* **Aim**: Pick out every line with the word "mention" and copy it.

* **Provided data**:

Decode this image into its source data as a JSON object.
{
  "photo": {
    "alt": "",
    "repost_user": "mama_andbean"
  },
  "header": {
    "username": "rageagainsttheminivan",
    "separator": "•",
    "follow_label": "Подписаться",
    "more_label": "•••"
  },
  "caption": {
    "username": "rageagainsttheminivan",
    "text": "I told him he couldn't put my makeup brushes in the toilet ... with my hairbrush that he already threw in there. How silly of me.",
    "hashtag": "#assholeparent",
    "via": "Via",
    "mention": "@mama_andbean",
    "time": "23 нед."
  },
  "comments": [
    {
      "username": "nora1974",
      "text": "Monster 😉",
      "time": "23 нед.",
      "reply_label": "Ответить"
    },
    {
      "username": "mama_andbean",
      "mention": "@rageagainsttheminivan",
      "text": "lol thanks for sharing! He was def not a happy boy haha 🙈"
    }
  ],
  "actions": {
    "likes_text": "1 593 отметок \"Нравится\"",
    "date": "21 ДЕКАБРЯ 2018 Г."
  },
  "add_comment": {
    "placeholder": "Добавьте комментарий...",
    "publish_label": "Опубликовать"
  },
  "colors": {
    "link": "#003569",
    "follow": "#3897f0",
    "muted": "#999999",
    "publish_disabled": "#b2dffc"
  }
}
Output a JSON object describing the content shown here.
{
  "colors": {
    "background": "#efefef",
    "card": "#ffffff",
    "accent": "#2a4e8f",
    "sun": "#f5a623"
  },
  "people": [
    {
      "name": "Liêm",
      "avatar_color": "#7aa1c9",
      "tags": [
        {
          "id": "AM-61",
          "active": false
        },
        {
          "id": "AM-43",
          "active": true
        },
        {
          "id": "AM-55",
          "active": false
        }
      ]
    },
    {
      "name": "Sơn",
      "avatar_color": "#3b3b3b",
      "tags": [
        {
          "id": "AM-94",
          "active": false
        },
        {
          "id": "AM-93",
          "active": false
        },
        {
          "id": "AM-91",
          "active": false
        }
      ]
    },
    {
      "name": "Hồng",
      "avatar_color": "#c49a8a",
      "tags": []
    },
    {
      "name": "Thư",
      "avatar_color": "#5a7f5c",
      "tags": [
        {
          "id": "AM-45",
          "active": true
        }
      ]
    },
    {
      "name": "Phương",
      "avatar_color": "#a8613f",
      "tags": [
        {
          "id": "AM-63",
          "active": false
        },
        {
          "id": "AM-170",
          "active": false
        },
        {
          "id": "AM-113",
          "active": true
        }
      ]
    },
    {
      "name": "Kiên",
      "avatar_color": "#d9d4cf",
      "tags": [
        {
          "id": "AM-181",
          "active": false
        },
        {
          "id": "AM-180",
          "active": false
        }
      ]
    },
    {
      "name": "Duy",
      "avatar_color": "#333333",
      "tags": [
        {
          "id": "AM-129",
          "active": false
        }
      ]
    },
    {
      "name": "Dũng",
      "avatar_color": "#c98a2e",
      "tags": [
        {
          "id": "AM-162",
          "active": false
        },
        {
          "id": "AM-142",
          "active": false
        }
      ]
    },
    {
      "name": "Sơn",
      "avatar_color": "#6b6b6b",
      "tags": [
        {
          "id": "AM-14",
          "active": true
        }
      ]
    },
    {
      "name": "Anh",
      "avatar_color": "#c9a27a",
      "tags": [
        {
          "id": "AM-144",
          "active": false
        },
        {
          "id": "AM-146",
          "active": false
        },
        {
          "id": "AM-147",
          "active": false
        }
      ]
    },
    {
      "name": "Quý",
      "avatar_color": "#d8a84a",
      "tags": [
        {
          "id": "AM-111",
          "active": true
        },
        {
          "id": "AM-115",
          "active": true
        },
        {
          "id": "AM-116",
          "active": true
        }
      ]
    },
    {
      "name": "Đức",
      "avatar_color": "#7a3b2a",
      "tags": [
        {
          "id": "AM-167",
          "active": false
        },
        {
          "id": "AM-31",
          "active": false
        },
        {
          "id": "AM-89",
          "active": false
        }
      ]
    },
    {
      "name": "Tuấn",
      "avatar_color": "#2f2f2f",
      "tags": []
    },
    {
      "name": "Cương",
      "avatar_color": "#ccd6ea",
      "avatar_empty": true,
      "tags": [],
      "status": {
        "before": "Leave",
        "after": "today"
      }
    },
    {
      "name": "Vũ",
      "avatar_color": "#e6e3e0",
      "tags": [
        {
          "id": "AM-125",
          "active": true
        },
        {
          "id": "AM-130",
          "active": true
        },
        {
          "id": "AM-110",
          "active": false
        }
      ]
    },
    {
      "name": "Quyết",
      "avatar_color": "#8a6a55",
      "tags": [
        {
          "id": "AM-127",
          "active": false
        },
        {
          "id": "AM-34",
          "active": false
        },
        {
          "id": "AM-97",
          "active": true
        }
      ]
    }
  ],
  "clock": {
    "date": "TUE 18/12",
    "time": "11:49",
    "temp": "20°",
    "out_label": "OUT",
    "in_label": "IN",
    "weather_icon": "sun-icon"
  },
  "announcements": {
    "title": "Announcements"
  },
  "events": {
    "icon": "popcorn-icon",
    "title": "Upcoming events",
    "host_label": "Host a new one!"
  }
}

* **Solved problem**:
    "mention": "@mama_andbean",
      "mention": "@rageagainsttheminivan",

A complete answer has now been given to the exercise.